_To do_
Each line containing the word "screenshot" must be collected.

# Material provided start

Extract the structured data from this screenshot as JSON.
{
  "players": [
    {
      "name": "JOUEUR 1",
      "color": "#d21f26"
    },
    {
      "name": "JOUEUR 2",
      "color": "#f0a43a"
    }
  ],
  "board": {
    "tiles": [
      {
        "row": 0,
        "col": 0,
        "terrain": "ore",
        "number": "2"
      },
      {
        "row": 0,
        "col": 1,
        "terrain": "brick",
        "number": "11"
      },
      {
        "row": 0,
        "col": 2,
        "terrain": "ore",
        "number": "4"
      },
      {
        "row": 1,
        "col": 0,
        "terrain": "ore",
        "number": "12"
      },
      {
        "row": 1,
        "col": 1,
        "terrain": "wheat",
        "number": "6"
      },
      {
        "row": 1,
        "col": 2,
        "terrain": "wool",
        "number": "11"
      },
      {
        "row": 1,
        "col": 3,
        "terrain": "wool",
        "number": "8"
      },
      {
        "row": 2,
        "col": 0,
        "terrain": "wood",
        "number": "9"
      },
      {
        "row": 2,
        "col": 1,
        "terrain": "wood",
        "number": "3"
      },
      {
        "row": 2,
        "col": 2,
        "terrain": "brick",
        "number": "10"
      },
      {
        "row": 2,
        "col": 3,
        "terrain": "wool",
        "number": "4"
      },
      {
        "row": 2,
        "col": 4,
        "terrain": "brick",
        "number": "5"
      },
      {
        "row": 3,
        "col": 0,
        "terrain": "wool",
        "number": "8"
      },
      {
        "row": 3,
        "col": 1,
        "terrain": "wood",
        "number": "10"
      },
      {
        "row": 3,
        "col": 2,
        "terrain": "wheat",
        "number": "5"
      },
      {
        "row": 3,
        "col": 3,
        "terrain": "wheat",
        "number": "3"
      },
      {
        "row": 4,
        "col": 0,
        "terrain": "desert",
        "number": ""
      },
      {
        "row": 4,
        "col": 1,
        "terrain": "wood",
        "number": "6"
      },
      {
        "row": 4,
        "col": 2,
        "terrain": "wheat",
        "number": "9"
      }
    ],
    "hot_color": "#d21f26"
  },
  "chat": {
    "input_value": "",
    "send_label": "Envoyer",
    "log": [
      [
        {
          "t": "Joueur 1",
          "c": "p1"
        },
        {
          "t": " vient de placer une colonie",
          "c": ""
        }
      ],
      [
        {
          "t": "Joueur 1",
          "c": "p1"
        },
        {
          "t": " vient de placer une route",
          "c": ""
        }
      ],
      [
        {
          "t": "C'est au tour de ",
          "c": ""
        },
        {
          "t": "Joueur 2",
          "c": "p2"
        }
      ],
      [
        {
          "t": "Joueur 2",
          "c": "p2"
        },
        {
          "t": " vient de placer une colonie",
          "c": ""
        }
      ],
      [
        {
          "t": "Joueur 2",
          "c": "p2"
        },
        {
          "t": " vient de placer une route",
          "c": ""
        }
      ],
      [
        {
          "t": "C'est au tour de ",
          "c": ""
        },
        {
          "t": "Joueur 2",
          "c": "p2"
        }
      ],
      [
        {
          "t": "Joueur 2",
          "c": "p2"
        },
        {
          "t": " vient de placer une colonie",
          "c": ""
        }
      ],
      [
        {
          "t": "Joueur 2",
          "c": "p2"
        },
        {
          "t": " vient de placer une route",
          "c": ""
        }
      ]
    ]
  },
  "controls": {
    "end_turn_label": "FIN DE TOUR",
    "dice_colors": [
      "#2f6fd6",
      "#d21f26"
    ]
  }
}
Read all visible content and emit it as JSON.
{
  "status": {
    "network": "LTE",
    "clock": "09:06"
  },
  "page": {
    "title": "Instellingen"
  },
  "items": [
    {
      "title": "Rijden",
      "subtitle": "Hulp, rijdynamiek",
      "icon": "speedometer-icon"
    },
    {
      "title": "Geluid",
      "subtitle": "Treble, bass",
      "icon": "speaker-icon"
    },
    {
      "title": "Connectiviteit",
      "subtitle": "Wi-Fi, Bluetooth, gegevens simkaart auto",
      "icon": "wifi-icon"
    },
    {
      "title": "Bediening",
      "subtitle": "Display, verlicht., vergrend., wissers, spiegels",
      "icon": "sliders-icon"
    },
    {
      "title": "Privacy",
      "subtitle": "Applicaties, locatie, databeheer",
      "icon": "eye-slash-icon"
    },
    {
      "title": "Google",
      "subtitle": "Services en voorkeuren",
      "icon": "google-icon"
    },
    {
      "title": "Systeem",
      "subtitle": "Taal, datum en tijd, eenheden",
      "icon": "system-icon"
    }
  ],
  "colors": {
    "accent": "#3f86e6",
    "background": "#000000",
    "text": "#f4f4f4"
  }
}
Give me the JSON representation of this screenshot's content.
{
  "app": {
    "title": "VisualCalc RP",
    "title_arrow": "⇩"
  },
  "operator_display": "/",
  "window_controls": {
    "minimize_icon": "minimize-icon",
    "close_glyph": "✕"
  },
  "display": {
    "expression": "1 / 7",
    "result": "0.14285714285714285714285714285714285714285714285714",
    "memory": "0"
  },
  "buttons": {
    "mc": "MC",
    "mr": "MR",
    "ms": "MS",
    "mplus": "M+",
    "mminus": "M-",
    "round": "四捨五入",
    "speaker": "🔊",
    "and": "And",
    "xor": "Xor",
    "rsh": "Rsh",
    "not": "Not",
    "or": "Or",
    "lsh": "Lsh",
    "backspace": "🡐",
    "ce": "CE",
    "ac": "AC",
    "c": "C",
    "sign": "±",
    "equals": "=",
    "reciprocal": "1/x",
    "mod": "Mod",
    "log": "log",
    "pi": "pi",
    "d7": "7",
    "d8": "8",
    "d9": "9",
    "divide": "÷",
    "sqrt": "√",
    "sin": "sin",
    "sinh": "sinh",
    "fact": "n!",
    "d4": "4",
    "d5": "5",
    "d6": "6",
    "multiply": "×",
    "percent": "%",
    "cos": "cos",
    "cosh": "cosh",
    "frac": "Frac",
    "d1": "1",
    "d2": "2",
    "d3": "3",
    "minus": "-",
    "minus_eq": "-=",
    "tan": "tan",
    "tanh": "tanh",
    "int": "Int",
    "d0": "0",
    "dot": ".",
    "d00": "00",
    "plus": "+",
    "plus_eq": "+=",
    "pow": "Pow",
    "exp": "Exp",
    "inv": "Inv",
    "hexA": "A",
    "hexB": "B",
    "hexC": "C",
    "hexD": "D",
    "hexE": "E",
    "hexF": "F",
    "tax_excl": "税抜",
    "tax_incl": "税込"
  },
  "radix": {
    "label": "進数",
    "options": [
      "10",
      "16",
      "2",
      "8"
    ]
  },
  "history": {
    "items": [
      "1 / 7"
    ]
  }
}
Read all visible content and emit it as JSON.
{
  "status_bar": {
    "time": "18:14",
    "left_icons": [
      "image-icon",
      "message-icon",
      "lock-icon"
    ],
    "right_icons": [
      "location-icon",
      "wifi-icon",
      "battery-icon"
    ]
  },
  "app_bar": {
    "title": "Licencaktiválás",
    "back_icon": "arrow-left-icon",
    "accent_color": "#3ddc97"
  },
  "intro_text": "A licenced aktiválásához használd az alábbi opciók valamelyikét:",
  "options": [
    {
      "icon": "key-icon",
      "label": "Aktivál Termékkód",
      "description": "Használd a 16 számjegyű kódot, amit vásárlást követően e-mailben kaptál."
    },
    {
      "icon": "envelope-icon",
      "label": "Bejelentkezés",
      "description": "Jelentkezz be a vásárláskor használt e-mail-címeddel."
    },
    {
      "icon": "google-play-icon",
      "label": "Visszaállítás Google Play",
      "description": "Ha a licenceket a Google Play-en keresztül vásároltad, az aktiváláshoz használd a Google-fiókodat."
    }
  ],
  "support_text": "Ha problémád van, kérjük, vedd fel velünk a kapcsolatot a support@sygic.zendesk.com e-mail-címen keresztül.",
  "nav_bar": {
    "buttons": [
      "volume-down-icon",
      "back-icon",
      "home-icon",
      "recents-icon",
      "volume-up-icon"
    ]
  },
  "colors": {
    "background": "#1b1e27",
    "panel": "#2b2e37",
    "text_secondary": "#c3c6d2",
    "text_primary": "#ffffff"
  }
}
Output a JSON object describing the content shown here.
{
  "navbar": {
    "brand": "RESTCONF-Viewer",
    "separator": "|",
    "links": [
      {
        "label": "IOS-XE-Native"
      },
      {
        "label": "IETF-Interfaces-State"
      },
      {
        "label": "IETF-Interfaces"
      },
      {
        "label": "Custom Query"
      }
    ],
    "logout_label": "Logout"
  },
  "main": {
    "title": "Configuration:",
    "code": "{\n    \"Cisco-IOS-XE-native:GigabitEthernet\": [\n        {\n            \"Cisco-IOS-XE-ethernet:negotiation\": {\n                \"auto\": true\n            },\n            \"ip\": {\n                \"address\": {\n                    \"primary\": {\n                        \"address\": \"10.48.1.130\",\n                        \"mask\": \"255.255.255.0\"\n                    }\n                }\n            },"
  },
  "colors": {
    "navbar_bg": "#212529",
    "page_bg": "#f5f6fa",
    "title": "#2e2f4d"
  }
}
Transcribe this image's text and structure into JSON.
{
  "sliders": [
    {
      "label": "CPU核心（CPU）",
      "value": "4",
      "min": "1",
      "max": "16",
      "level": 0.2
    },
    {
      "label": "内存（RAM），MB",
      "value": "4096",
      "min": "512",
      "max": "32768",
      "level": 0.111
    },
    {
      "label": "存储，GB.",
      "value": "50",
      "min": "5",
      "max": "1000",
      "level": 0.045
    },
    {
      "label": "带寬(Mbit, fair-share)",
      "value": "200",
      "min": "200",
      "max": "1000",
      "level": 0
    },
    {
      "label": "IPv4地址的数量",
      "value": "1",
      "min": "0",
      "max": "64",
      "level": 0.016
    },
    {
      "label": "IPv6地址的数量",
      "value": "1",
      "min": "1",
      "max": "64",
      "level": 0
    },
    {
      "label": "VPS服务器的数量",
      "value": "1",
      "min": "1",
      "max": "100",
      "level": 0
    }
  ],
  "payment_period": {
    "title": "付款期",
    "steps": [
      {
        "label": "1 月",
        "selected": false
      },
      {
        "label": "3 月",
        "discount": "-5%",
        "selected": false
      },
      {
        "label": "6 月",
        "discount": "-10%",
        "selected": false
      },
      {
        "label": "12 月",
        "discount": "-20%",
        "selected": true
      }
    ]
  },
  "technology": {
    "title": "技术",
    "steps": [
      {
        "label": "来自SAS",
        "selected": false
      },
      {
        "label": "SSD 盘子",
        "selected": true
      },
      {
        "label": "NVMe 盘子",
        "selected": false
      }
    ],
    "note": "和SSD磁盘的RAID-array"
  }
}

# Material provided end

_Exercise response_
Extract the structured data from this screenshot as JSON.
Give me the JSON representation of this screenshot's content.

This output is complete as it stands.